BEGIN

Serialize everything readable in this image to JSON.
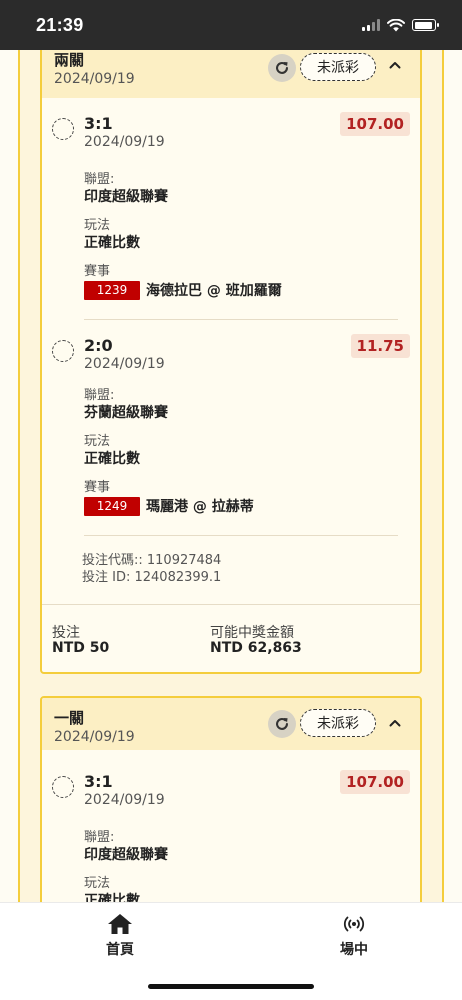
{
  "status_bar": {
    "time": "21:39"
  },
  "cards": [
    {
      "title": "兩關",
      "date": "2024/09/19",
      "status": "未派彩",
      "selections": [
        {
          "score": "3:1",
          "date": "2024/09/19",
          "odds": "107.00",
          "league_label": "聯盟:",
          "league": "印度超級聯賽",
          "market_label": "玩法",
          "market": "正確比數",
          "event_label": "賽事",
          "match_id": "1239",
          "match": "海德拉巴 @ 班加羅爾"
        },
        {
          "score": "2:0",
          "date": "2024/09/19",
          "odds": "11.75",
          "league_label": "聯盟:",
          "league": "芬蘭超級聯賽",
          "market_label": "玩法",
          "market": "正確比數",
          "event_label": "賽事",
          "match_id": "1249",
          "match": "瑪麗港 @ 拉赫蒂"
        }
      ],
      "bet_code": "投注代碼:: 110927484",
      "bet_id": "投注 ID: 124082399.1",
      "stake_label": "投注",
      "stake": "NTD 50",
      "payout_label": "可能中獎金額",
      "payout": "NTD 62,863"
    },
    {
      "title": "一關",
      "date": "2024/09/19",
      "status": "未派彩",
      "selections": [
        {
          "score": "3:1",
          "date": "2024/09/19",
          "odds": "107.00",
          "league_label": "聯盟:",
          "league": "印度超級聯賽",
          "market_label": "玩法",
          "market": "正確比數"
        }
      ]
    }
  ],
  "nav": {
    "home": "首頁",
    "live": "場中"
  },
  "colors": {
    "accent": "#f4cd3c",
    "header_bg": "#fcefc4",
    "odds_text": "#b22222",
    "match_badge": "#c00000"
  },
  "icons": {
    "refresh": "refresh-icon",
    "collapse": "chevron-up-icon",
    "home": "home-icon",
    "live": "broadcast-icon"
  }
}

END

Work required: Reproduce each record above by retyping it exactly; omit all images.

Result of the exercise:
Serialize everything readable in this image to JSON.
{
  "status_bar": {
    "time": "21:39"
  },
  "cards": [
    {
      "title": "兩關",
      "date": "2024/09/19",
      "status": "未派彩",
      "selections": [
        {
          "score": "3:1",
          "date": "2024/09/19",
          "odds": "107.00",
          "league_label": "聯盟:",
          "league": "印度超級聯賽",
          "market_label": "玩法",
          "market": "正確比數",
          "event_label": "賽事",
          "match_id": "1239",
          "match": "海德拉巴 @ 班加羅爾"
        },
        {
          "score": "2:0",
          "date": "2024/09/19",
          "odds": "11.75",
          "league_label": "聯盟:",
          "league": "芬蘭超級聯賽",
          "market_label": "玩法",
          "market": "正確比數",
          "event_label": "賽事",
          "match_id": "1249",
          "match": "瑪麗港 @ 拉赫蒂"
        }
      ],
      "bet_code": "投注代碼:: 110927484",
      "bet_id": "投注 ID: 124082399.1",
      "stake_label": "投注",
      "stake": "NTD 50",
      "payout_label": "可能中獎金額",
      "payout": "NTD 62,863"
    },
    {
      "title": "一關",
      "date": "2024/09/19",
      "status": "未派彩",
      "selections": [
        {
          "score": "3:1",
          "date": "2024/09/19",
          "odds": "107.00",
          "league_label": "聯盟:",
          "league": "印度超級聯賽",
          "market_label": "玩法",
          "market": "正確比數"
        }
      ]
    }
  ],
  "nav": {
    "home": "首頁",
    "live": "場中"
  },
  "colors": {
    "accent": "#f4cd3c",
    "header_bg": "#fcefc4",
    "odds_text": "#b22222",
    "match_badge": "#c00000"
  },
  "icons": {
    "refresh": "refresh-icon",
    "collapse": "chevron-up-icon",
    "home": "home-icon",
    "live": "broadcast-icon"
  }
}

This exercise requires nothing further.